■ **WHAT THIS TASK INVOLVES**
From the entries below, list each line with "Orgs".

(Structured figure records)
[start]

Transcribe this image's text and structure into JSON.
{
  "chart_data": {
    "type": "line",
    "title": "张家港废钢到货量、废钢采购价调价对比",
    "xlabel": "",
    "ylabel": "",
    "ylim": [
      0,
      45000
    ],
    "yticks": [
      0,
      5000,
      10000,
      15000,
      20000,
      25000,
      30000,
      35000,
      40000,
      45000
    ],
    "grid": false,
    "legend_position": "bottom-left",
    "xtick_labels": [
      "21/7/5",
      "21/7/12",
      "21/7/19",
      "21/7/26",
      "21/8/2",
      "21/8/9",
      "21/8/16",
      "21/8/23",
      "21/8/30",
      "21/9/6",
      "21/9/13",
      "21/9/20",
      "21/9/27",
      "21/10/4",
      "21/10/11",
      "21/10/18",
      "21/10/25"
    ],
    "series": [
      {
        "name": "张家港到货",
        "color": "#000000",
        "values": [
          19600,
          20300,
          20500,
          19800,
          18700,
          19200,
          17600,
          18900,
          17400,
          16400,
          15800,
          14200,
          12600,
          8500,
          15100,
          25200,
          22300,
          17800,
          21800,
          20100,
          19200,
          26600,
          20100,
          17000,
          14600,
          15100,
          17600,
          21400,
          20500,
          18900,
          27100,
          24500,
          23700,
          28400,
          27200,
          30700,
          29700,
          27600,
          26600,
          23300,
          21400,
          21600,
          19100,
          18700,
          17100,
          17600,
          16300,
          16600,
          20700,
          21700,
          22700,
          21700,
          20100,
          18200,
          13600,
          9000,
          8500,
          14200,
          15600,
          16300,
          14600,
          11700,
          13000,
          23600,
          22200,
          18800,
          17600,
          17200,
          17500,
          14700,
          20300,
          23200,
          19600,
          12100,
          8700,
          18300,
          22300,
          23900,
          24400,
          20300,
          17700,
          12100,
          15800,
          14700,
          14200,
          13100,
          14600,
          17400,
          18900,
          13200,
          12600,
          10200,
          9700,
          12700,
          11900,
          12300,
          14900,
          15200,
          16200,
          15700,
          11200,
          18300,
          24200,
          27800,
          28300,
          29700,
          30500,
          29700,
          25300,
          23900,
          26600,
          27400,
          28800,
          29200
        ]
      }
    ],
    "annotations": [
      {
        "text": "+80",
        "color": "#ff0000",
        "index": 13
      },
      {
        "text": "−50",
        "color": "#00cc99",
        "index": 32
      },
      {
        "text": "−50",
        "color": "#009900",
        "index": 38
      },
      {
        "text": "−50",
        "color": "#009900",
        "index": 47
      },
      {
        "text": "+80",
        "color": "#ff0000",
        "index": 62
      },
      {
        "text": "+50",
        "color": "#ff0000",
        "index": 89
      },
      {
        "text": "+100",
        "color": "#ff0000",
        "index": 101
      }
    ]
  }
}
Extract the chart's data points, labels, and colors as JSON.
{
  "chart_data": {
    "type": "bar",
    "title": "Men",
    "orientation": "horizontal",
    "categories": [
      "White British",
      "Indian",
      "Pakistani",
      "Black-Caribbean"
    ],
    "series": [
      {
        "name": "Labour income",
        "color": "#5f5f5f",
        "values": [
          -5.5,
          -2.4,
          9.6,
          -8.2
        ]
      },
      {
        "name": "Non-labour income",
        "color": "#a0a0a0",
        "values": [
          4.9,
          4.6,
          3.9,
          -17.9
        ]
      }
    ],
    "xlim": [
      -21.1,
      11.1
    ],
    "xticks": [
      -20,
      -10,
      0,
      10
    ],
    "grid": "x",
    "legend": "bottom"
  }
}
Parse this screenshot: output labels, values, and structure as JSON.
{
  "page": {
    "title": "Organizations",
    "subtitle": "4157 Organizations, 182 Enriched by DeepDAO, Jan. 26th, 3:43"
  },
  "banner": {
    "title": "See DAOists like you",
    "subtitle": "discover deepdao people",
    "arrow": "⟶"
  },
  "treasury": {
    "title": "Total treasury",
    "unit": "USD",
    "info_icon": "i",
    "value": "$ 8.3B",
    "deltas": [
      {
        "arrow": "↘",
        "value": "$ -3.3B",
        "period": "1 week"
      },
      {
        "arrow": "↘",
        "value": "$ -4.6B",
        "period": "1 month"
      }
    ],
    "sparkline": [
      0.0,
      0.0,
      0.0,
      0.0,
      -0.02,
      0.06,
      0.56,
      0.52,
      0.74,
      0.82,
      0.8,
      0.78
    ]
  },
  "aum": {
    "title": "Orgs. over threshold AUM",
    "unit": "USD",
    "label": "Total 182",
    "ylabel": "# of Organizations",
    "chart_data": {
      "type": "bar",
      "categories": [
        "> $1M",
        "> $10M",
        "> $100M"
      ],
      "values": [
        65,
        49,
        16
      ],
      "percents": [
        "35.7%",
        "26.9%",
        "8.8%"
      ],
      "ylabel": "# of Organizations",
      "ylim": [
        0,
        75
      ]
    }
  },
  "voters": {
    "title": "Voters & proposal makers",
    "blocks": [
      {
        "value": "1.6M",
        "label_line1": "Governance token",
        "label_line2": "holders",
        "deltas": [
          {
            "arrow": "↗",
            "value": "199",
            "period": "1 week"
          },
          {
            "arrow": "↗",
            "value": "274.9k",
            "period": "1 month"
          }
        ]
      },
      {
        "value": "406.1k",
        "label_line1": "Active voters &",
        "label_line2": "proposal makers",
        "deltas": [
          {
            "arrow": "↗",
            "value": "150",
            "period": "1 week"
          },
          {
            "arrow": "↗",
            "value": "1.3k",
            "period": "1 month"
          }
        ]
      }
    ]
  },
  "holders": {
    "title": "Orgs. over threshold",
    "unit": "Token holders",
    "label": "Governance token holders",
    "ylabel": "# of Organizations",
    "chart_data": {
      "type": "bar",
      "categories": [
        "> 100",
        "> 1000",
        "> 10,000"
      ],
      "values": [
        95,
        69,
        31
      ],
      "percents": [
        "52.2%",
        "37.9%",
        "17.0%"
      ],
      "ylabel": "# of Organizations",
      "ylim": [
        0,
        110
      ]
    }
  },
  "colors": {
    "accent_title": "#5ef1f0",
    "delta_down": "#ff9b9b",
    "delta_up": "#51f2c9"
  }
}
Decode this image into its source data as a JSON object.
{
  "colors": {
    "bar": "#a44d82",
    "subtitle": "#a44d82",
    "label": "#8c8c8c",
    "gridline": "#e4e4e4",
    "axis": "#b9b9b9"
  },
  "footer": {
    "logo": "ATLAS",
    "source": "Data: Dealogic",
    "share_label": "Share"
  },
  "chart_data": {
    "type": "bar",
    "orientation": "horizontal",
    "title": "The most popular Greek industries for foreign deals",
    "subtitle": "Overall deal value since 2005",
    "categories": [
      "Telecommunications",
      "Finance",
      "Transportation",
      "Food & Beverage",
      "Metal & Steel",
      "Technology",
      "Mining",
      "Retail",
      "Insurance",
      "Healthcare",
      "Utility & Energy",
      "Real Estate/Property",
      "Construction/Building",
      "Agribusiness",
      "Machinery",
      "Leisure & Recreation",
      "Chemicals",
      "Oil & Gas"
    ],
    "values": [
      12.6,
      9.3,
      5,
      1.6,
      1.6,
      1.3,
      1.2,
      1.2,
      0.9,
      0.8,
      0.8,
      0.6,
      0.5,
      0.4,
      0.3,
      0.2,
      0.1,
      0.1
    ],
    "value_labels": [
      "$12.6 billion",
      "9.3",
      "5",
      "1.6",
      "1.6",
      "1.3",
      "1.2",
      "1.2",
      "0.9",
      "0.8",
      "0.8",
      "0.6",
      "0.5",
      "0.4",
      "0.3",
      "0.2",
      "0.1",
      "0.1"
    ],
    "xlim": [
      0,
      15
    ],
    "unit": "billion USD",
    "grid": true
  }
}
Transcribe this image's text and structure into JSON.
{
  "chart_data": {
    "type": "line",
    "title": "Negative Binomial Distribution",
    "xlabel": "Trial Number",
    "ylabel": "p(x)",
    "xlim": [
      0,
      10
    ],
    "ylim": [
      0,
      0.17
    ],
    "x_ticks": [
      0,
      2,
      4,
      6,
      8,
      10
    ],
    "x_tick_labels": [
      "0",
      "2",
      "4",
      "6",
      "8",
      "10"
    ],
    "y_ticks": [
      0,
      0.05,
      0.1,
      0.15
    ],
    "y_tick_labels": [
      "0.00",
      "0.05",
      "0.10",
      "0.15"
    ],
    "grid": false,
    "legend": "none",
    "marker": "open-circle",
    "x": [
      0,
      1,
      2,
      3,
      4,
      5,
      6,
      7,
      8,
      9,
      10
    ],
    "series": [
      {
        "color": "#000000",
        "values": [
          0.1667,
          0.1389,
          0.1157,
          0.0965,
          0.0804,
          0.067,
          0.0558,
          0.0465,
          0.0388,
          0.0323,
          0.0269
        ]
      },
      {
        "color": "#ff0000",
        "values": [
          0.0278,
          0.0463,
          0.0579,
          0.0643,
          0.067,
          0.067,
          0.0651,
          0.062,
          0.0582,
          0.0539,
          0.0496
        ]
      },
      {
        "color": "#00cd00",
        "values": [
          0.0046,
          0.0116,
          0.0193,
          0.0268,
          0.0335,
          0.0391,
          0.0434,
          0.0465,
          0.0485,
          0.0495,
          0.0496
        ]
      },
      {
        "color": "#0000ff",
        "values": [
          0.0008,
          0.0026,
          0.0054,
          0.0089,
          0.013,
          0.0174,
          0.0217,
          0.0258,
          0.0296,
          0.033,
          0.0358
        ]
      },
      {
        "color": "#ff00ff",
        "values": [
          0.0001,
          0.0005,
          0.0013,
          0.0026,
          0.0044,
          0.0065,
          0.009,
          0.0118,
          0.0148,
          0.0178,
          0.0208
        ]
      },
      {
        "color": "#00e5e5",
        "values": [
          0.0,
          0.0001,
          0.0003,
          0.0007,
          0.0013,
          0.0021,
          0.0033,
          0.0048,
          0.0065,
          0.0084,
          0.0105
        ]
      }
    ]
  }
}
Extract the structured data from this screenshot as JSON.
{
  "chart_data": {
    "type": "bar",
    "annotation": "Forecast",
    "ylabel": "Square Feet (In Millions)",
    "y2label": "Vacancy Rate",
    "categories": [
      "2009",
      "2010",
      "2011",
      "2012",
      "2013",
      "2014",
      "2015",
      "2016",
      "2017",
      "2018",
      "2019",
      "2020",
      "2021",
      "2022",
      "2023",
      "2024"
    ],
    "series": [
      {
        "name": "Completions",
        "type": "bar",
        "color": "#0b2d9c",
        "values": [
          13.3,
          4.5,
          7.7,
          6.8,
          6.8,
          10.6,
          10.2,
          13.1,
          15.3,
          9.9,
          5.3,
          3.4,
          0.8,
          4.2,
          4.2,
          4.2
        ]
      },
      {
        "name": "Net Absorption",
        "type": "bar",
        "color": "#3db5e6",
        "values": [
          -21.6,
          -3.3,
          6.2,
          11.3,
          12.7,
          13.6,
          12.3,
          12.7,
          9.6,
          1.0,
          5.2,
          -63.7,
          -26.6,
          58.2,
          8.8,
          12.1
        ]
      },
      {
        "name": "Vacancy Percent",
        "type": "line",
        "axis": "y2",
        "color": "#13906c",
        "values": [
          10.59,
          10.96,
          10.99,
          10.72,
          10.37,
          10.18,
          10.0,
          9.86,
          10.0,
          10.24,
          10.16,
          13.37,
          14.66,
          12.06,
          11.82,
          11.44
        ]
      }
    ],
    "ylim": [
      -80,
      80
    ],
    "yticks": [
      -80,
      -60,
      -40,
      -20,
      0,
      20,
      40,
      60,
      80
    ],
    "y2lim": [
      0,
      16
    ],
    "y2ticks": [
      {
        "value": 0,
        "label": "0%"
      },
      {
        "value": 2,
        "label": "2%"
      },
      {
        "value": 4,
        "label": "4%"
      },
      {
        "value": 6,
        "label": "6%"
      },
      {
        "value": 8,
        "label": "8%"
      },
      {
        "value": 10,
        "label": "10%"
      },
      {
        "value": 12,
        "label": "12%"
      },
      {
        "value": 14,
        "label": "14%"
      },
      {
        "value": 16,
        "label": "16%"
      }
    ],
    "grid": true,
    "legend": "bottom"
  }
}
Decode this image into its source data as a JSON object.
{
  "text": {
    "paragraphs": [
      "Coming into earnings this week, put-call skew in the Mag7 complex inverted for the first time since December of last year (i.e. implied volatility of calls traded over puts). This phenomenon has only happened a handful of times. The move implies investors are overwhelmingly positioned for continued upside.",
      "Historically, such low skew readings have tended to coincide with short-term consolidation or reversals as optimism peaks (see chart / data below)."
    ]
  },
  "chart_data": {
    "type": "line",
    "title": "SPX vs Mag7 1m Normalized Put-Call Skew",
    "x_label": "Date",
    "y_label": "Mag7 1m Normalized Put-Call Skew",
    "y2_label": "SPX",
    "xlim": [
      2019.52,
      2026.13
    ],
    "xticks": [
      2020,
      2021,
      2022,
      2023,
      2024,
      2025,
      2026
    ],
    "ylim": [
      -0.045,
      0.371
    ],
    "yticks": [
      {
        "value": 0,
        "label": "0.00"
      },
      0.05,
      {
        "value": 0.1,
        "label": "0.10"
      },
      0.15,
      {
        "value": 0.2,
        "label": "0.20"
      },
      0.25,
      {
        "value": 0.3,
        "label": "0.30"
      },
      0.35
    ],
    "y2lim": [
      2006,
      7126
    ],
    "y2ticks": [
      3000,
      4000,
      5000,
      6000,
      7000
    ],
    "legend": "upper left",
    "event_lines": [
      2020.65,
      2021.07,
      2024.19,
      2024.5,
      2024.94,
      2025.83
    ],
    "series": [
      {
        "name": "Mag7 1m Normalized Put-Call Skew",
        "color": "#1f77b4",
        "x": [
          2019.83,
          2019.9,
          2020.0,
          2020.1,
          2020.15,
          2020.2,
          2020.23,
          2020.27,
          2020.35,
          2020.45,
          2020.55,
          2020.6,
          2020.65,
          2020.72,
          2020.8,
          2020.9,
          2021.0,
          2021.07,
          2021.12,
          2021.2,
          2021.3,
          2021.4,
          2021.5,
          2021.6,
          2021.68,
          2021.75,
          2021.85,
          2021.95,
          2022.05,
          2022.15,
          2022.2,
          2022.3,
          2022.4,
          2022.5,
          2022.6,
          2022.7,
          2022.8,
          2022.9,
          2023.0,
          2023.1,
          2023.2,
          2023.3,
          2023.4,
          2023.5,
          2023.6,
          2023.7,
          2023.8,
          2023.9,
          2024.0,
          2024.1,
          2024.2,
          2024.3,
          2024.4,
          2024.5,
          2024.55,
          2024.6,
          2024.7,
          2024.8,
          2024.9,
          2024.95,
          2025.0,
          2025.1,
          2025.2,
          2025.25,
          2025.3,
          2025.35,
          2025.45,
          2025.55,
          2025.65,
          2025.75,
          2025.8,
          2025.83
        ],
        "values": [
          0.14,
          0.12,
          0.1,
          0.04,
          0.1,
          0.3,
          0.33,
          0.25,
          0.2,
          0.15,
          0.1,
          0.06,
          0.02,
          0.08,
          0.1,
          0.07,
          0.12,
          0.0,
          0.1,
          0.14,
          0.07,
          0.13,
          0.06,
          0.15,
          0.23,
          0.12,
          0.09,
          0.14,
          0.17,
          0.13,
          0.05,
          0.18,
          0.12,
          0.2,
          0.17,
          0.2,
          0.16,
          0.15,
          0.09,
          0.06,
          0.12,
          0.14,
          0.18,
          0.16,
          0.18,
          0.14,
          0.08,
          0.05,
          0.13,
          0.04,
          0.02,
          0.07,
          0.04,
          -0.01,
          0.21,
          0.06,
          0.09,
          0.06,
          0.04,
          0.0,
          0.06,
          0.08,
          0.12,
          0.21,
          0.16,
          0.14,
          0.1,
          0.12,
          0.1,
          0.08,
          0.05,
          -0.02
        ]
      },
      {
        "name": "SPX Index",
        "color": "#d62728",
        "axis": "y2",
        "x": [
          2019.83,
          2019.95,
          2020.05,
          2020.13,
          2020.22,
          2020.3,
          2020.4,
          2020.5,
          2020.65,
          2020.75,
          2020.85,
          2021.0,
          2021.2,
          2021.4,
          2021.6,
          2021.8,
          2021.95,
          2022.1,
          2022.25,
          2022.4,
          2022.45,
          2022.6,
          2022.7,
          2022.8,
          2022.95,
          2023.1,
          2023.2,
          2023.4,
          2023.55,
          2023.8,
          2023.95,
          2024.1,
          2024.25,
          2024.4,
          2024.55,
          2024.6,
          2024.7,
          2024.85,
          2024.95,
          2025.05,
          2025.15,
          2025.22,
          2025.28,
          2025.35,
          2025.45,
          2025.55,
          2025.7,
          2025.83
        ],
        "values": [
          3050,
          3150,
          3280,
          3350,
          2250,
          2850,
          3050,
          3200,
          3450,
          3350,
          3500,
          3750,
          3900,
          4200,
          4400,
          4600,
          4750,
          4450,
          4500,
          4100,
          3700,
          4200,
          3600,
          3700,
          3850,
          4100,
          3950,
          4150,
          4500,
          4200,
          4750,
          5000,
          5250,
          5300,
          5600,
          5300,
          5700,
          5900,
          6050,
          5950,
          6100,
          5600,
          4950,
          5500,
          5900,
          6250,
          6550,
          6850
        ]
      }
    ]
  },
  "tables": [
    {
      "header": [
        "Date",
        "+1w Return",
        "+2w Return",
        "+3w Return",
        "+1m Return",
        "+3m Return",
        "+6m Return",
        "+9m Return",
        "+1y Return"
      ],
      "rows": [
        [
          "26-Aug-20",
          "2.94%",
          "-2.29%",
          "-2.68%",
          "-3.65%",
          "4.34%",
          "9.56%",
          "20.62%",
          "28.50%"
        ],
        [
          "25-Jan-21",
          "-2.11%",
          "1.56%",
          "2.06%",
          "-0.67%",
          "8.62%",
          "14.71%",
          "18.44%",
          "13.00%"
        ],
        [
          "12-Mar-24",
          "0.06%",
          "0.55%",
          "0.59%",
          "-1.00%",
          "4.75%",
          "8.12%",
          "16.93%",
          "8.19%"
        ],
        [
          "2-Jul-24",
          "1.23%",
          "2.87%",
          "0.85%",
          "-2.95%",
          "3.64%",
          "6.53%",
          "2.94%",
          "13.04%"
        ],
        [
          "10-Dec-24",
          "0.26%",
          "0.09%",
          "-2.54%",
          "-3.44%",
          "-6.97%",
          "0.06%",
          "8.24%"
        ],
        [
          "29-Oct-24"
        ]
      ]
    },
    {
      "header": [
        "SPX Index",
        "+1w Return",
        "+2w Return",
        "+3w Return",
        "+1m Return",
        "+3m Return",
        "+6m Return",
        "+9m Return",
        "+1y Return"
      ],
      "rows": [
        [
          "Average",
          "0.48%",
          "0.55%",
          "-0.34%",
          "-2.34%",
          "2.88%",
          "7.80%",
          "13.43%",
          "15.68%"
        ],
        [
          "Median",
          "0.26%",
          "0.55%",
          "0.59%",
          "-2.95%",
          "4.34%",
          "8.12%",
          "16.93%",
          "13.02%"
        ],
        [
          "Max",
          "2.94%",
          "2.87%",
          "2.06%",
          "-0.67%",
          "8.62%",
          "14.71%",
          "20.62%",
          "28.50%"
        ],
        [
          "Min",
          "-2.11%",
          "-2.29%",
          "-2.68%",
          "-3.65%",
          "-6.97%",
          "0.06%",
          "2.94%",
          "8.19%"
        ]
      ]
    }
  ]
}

[end]

■ **IN RESPONSE**
    "title": "Orgs. over threshold AUM",
    "title": "Orgs. over threshold",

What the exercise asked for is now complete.